▶ **Written task**: Please output the records below in full, exactly as given, but without the images.

─── Records for processing

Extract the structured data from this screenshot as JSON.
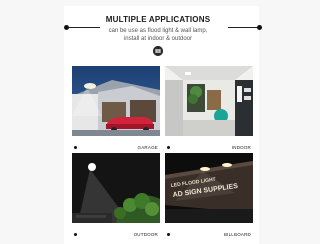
{
  "header": {
    "title": "MULTIPLE APPLICATIONS",
    "subtitle_line1": "can be use as flood light & wall lamp,",
    "subtitle_line2": "install at indoor & outdoor",
    "logo_icon": "brand-logo-icon"
  },
  "applications": [
    {
      "label": "GARAGE",
      "image": "garage-scene"
    },
    {
      "label": "INDOOR",
      "image": "indoor-scene"
    },
    {
      "label": "OUTDOOR",
      "image": "outdoor-scene"
    },
    {
      "label": "BILLBOARD",
      "image": "billboard-scene"
    }
  ],
  "billboard_text": {
    "line1": "LED FLOOD LIGHT",
    "line2": "AD SIGN SUPPLIES"
  }
}
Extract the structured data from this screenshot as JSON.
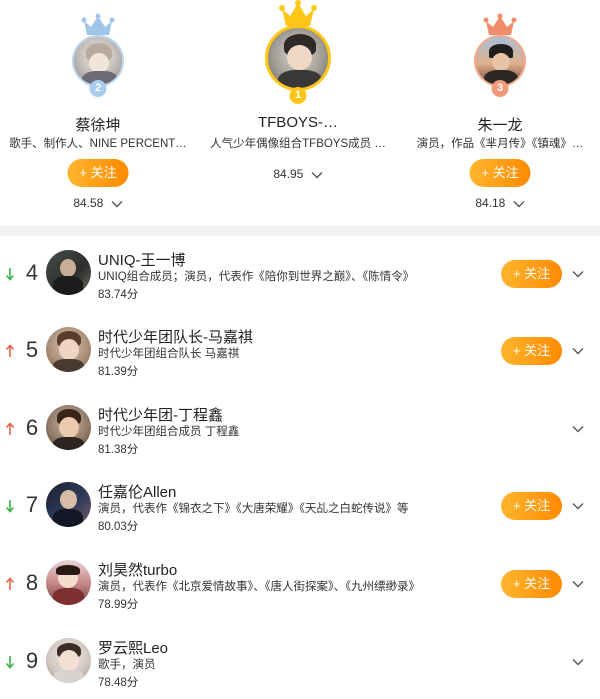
{
  "colors": {
    "accent": "#ff9a0e",
    "rank_up": "#f0624c",
    "rank_down": "#39b54a",
    "crown_gold": "#ffc61a",
    "crown_silver": "#9fc6e8",
    "crown_bronze": "#f08d6a"
  },
  "top3": [
    {
      "rank": "2",
      "name": "蔡徐坤",
      "desc": "歌手、制作人、NINE PERCENT…",
      "follow_label": "关注",
      "score": "84.58",
      "crown": "silver-crown-icon"
    },
    {
      "rank": "1",
      "name": "TFBOYS-…",
      "desc": "人气少年偶像组合TFBOYS成员 …",
      "follow_label": "",
      "score": "84.95",
      "crown": "gold-crown-icon"
    },
    {
      "rank": "3",
      "name": "朱一龙",
      "desc": "演员，作品《芈月传》《镇魂》…",
      "follow_label": "关注",
      "score": "84.18",
      "crown": "bronze-crown-icon"
    }
  ],
  "list": [
    {
      "rank": "4",
      "trend": "down",
      "name": "UNIQ-王一博",
      "desc": "UNIQ组合成员；演员，代表作《陪你到世界之巅》、《陈情令》",
      "score": "83.74分",
      "follow_label": "关注"
    },
    {
      "rank": "5",
      "trend": "up",
      "name": "时代少年团队长-马嘉祺",
      "desc": "时代少年团组合队长 马嘉祺",
      "score": "81.39分",
      "follow_label": "关注"
    },
    {
      "rank": "6",
      "trend": "up",
      "name": "时代少年团-丁程鑫",
      "desc": "时代少年团组合成员 丁程鑫",
      "score": "81.38分",
      "follow_label": ""
    },
    {
      "rank": "7",
      "trend": "down",
      "name": "任嘉伦Allen",
      "desc": "演员，代表作《锦衣之下》《大唐荣耀》《天乩之白蛇传说》等",
      "score": "80.03分",
      "follow_label": "关注"
    },
    {
      "rank": "8",
      "trend": "up",
      "name": "刘昊然turbo",
      "desc": "演员，代表作《北京爱情故事》、《唐人街探案》、《九州缥缈录》",
      "score": "78.99分",
      "follow_label": "关注"
    },
    {
      "rank": "9",
      "trend": "down",
      "name": "罗云熙Leo",
      "desc": "歌手，演员",
      "score": "78.48分",
      "follow_label": ""
    }
  ]
}
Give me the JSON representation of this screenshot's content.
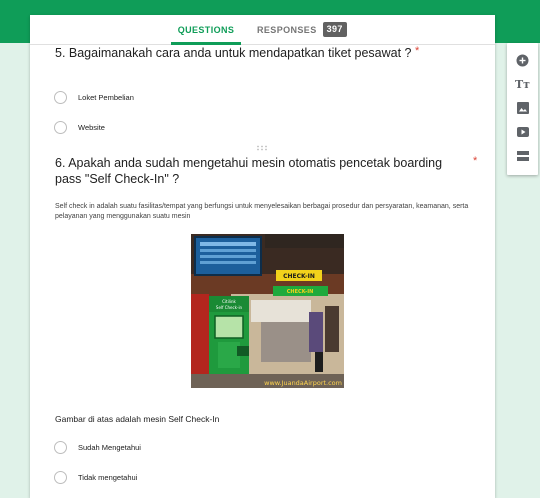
{
  "tabs": {
    "questions_label": "QUESTIONS",
    "responses_label": "RESPONSES",
    "responses_count": "397"
  },
  "question5": {
    "title": "5. Bagaimanakah cara anda untuk mendapatkan tiket pesawat ?",
    "required_mark": "*",
    "options": [
      "Loket Pembelian",
      "Website"
    ]
  },
  "question6": {
    "title": "6. Apakah anda sudah mengetahui mesin otomatis pencetak boarding pass \"Self Check-In\" ?",
    "required_mark": "*",
    "description": "Self check in adalah suatu fasilitas/tempat yang berfungsi untuk menyelesaikan berbagai prosedur dan persyaratan, keamanan, serta pelayanan yang menggunakan suatu mesin",
    "image_sign_top": "CHECK-IN",
    "image_sign_bottom": "CHECK-IN",
    "image_kiosk_brand": "Citilink",
    "image_kiosk_label": "Self Check-in",
    "image_watermark": "www.JuandaAirport.com",
    "image_caption": "Gambar di atas adalah mesin Self Check-In",
    "options": [
      "Sudah Mengetahui",
      "Tidak mengetahui"
    ]
  },
  "toolbar": {
    "icons": [
      "add-question-icon",
      "title-text-icon",
      "image-icon",
      "video-icon",
      "section-icon"
    ],
    "text_icon_glyph": "Tт"
  },
  "colors": {
    "brand_green": "#0f9d58",
    "background": "#e0f2e9",
    "required_red": "#db4437",
    "badge_grey": "#616161"
  }
}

──────

▶ **Completed task**:
Extract the structured data from this screenshot as JSON.
{
  "header": {
    "title": "MULTIPLE APPLICATIONS",
    "subtitle_line1": "can be use as flood light & wall lamp,",
    "subtitle_line2": "install at indoor & outdoor",
    "logo_icon": "brand-logo-icon"
  },
  "applications": [
    {
      "label": "GARAGE",
      "image": "garage-scene"
    },
    {
      "label": "INDOOR",
      "image": "indoor-scene"
    },
    {
      "label": "OUTDOOR",
      "image": "outdoor-scene"
    },
    {
      "label": "BILLBOARD",
      "image": "billboard-scene"
    }
  ],
  "billboard_text": {
    "line1": "LED FLOOD LIGHT",
    "line2": "AD SIGN SUPPLIES"
  }
}
Extract the structured data from this screenshot as JSON.
{
  "colors": {
    "accent": "#ff9a0e",
    "rank_up": "#f0624c",
    "rank_down": "#39b54a",
    "crown_gold": "#ffc61a",
    "crown_silver": "#9fc6e8",
    "crown_bronze": "#f08d6a"
  },
  "top3": [
    {
      "rank": "2",
      "name": "蔡徐坤",
      "desc": "歌手、制作人、NINE PERCENT…",
      "follow_label": "关注",
      "score": "84.58",
      "crown": "silver-crown-icon"
    },
    {
      "rank": "1",
      "name": "TFBOYS-…",
      "desc": "人气少年偶像组合TFBOYS成员 …",
      "follow_label": "",
      "score": "84.95",
      "crown": "gold-crown-icon"
    },
    {
      "rank": "3",
      "name": "朱一龙",
      "desc": "演员，作品《芈月传》《镇魂》…",
      "follow_label": "关注",
      "score": "84.18",
      "crown": "bronze-crown-icon"
    }
  ],
  "list": [
    {
      "rank": "4",
      "trend": "down",
      "name": "UNIQ-王一博",
      "desc": "UNIQ组合成员；演员，代表作《陪你到世界之巅》、《陈情令》",
      "score": "83.74分",
      "follow_label": "关注"
    },
    {
      "rank": "5",
      "trend": "up",
      "name": "时代少年团队长-马嘉祺",
      "desc": "时代少年团组合队长 马嘉祺",
      "score": "81.39分",
      "follow_label": "关注"
    },
    {
      "rank": "6",
      "trend": "up",
      "name": "时代少年团-丁程鑫",
      "desc": "时代少年团组合成员 丁程鑫",
      "score": "81.38分",
      "follow_label": ""
    },
    {
      "rank": "7",
      "trend": "down",
      "name": "任嘉伦Allen",
      "desc": "演员，代表作《锦衣之下》《大唐荣耀》《天乩之白蛇传说》等",
      "score": "80.03分",
      "follow_label": "关注"
    },
    {
      "rank": "8",
      "trend": "up",
      "name": "刘昊然turbo",
      "desc": "演员，代表作《北京爱情故事》、《唐人街探案》、《九州缥缈录》",
      "score": "78.99分",
      "follow_label": "关注"
    },
    {
      "rank": "9",
      "trend": "down",
      "name": "罗云熙Leo",
      "desc": "歌手，演员",
      "score": "78.48分",
      "follow_label": ""
    }
  ]
}
Give me the JSON representation of this screenshot's content.
{
  "tabs": {
    "questions_label": "QUESTIONS",
    "responses_label": "RESPONSES",
    "responses_count": "397"
  },
  "question5": {
    "title": "5. Bagaimanakah cara anda untuk mendapatkan tiket pesawat ?",
    "required_mark": "*",
    "options": [
      "Loket Pembelian",
      "Website"
    ]
  },
  "question6": {
    "title": "6. Apakah anda sudah mengetahui mesin otomatis pencetak boarding pass \"Self Check-In\" ?",
    "required_mark": "*",
    "description": "Self check in adalah suatu fasilitas/tempat yang berfungsi untuk menyelesaikan berbagai prosedur dan persyaratan, keamanan, serta pelayanan yang menggunakan suatu mesin",
    "image_sign_top": "CHECK-IN",
    "image_sign_bottom": "CHECK-IN",
    "image_kiosk_brand": "Citilink",
    "image_kiosk_label": "Self Check-in",
    "image_watermark": "www.JuandaAirport.com",
    "image_caption": "Gambar di atas adalah mesin Self Check-In",
    "options": [
      "Sudah Mengetahui",
      "Tidak mengetahui"
    ]
  },
  "toolbar": {
    "icons": [
      "add-question-icon",
      "title-text-icon",
      "image-icon",
      "video-icon",
      "section-icon"
    ],
    "text_icon_glyph": "Tт"
  },
  "colors": {
    "brand_green": "#0f9d58",
    "background": "#e0f2e9",
    "required_red": "#db4437",
    "badge_grey": "#616161"
  }
}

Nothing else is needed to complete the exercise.